(Exercises to complete)
A - Answer these questions from the report on the Wicklow iCAN event:
(i) Who gave a keynote address?
(ii) How many volunteers are involved nationwide in managing and supporting the community archives?
(iii) By 2028, how many digital archives do iCAN and its partners aim to support?
B - Continue the report on the Wicklow iCAN event from the point where it stops.

(Selected extract)
>> Begin

Wicklow Welcomes iCAN 31st May 2023

A Day out in Wicklow by Emma Laffey
A short video documenting our iCAN meeting and fieldtrip on 31.05.23
Wicklow iCAN group with Martina Maloney, Lynn Scarff, Virginia Teehan and Lorna Elms
Thomás MacConmara giving a keynote address
Virginia Teehan, CEO The Heritage Council
Lynn Scarff, Director of the National Museum of Ireland
Pat Reid and kids from nearby St. Kevins N.S examine some local mining artefacts

The Wicklow iCAN groups were delighted to host our iCAN network partners from accross Ireland to a special event on 31st May to mark a new chapter for the award-winning Irish Community Archive Network (iCAN), the leading organisation championing and supporting community archives in Ireland.

Since 2009, iCAN has supported the creation of 33 online digital archives in Clare, Cork, Galway, Mayo, including 7 in Co Wicklow (see Our Wicklow Heritage). Over 180 volunteers are involved nationwide in managing and supporting the existing community archives.

iCAN was established by the National Museum of Ireland and has been developed in partnership with participating local authority Heritage Officers and with support from Creative Ireland. The Heritage Council is joining iCAN as a new funding partner, which will facilitate an expansion of the initiative and the iCAN team. Together, they have ambitions to support the development of at least 80 digital archives across Ireland by 2028.

>> End

(Dataset extract)
>> Begin

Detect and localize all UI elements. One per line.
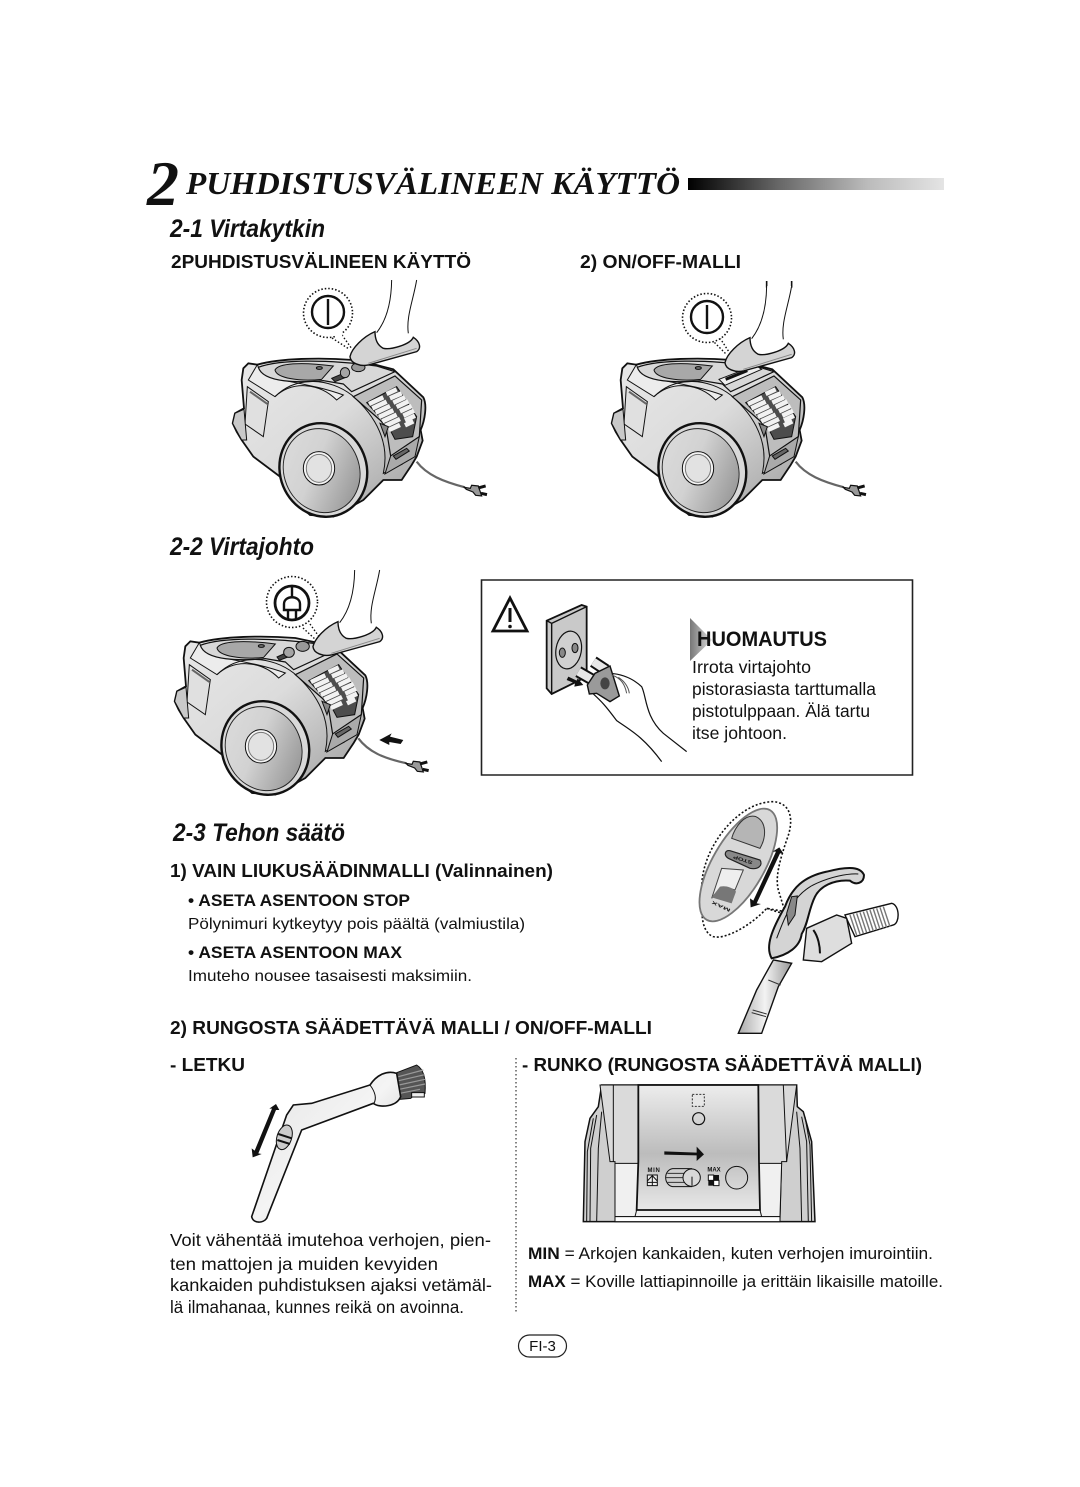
illustration: hose handle with slide control bbox=[684, 797, 898, 1033]
subheading: hose: - LETKU bbox=[170, 1054, 245, 1075]
page number bbox=[518, 1335, 566, 1357]
text: MIN explanation: MIN = Arkojen kankaiden, kuten verhojen imurointiin. bbox=[528, 1245, 933, 1263]
icon: grid indicator bbox=[692, 1094, 704, 1106]
illustration: vacuum cleaner with foot on on/off switch bbox=[612, 281, 866, 530]
illustration: vacuum cleaner with foot on cord rewind button bbox=[175, 570, 429, 808]
text: MAX explanation: MAX = Koville lattiapinnoille ja erittäin likaisille matoille. bbox=[528, 1273, 943, 1291]
callout heading: HUOMAUTUS bbox=[697, 628, 827, 651]
section heading: Puhdistusvälineen käyttö: 2 bbox=[146, 148, 179, 219]
subheading: slide control model: 1) VAIN LIUKUSÄÄDINMALLI (Valinnainen) bbox=[170, 860, 553, 881]
section heading: Puhdistusvälineen käyttö bbox=[146, 148, 944, 219]
subheading: body: - RUNKO (RUNGOSTA SÄÄDETTÄVÄ MALLI) bbox=[522, 1054, 922, 1075]
subheading: body controlled / on-off model: 2) RUNGOSTA SÄÄDETTÄVÄ MALLI / ON/OFF-MALLI bbox=[170, 1017, 652, 1038]
subheading: model 1: 2PUHDISTUSVÄLINEEN KÄYTTÖ bbox=[171, 251, 471, 272]
icon: grey triangle marker bbox=[690, 618, 712, 661]
instruction: set to stop bbox=[188, 892, 525, 933]
heading: 2-2 Virtajohto: 2-2 Virtajohto bbox=[169, 533, 314, 561]
heading: 2-1 Virtakytkin: 2-1 Virtakytkin bbox=[169, 215, 325, 243]
callout body text: pistotulppaan. Älä tartu bbox=[692, 701, 870, 721]
text: suction reduction tip: kankaiden puhdistuksen ajaksi vetämäl- bbox=[170, 1275, 492, 1295]
text: suction reduction tip bbox=[170, 1230, 492, 1317]
instruction: set to stop: Pölynimuri kytkeytyy pois päältä (valmiustila) bbox=[188, 916, 525, 933]
illustration: hose handle with air vent slider bbox=[252, 1065, 425, 1222]
callout panel: Huomautus bbox=[482, 580, 912, 775]
callout body text: pistorasiasta tarttumalla bbox=[692, 679, 876, 699]
illustration: vacuum body with suction control dial: MAX bbox=[707, 1167, 721, 1173]
page number: FI-3 bbox=[529, 1338, 556, 1355]
illustration: hose handle with slide control: STOP bbox=[733, 854, 753, 865]
section heading: Puhdistusvälineen käyttö: PUHDISTUSVÄLINEEN KÄYTTÖ bbox=[185, 165, 680, 201]
instruction: set to max: Imuteho nousee tasaisesti maksimiin. bbox=[188, 968, 472, 985]
text: suction reduction tip: ten mattojen ja muiden kevyiden bbox=[170, 1254, 438, 1274]
illustration: vacuum cleaner with foot on knob switch bbox=[233, 280, 487, 530]
heading: 2-3 Tehon säätö: 2-3 Tehon säätö bbox=[172, 819, 345, 847]
dotted column divider bbox=[515, 1058, 517, 1312]
icon: warning triangle bbox=[493, 598, 527, 631]
instruction: set to stop: • ASETA ASENTOON STOP bbox=[188, 892, 410, 910]
illustration: vacuum body with suction control dial: MIN bbox=[647, 1168, 660, 1174]
text: suction reduction tip: Voit vähentää imutehoa verhojen, pien- bbox=[170, 1230, 491, 1250]
instruction: set to max: • ASETA ASENTOON MAX bbox=[188, 944, 402, 962]
instruction: set to max bbox=[188, 944, 472, 985]
callout body text: Irrota virtajohto bbox=[692, 657, 811, 677]
illustration: vacuum body with suction control dial bbox=[583, 1085, 815, 1222]
callout body text: itse johtoon. bbox=[692, 723, 787, 743]
subheading: on/off model: 2) ON/OFF-MALLI bbox=[580, 251, 741, 272]
illustration: hand pulling plug from wall socket bbox=[547, 605, 687, 762]
text: suction reduction tip: lä ilmahanaa, kunnes reikä on avoinna. bbox=[170, 1297, 464, 1317]
callout body text bbox=[692, 657, 876, 743]
illustration: hose handle with slide control: MAX bbox=[711, 900, 731, 913]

>> End

(Exercise responses)
A -
(i) Thomás MacConmara
(ii) Over 180
(iii) At least 80

B -
iCAN community archive websites are contributory, which means that anyone, anywhere in the world can contribute their photos, maps, letters, records, stories and documents to help build the collections. As well as documenting information about local heritage sites, traditions and well-known local people, the archives are also a valuable source for genealogy and ancestry projects.

Many of the archives also include oral histories and videos and valuable resources such as local ‘census’ documents dating from before the Famine, and visitors can access digital and searchable archives relating to specific graveyards, townlands, and even houses – which in turn gives a unique and valuable insight into family records.

Members of the iCAN network from around the country gathered at the Brockagh Resource Centre, Laragh  yesterday to celebrate the continued expansion of the network. Also present at the event were Martina Maloney, Chair of The Heritage Council, Lynn Scarff, Director of the National Museum of Ireland, Virginnia Teehan, Chief Executive of The Heritage Council. A keynote address was given by Thomás Mac Conmara who spoke of the essential role of  community heritage  archives in recording ‘landscapes of memories’, invaluable but vulnerable cultural heritage information such as field and place names, customs, songs and traditions that would otherwise be lost to society forever.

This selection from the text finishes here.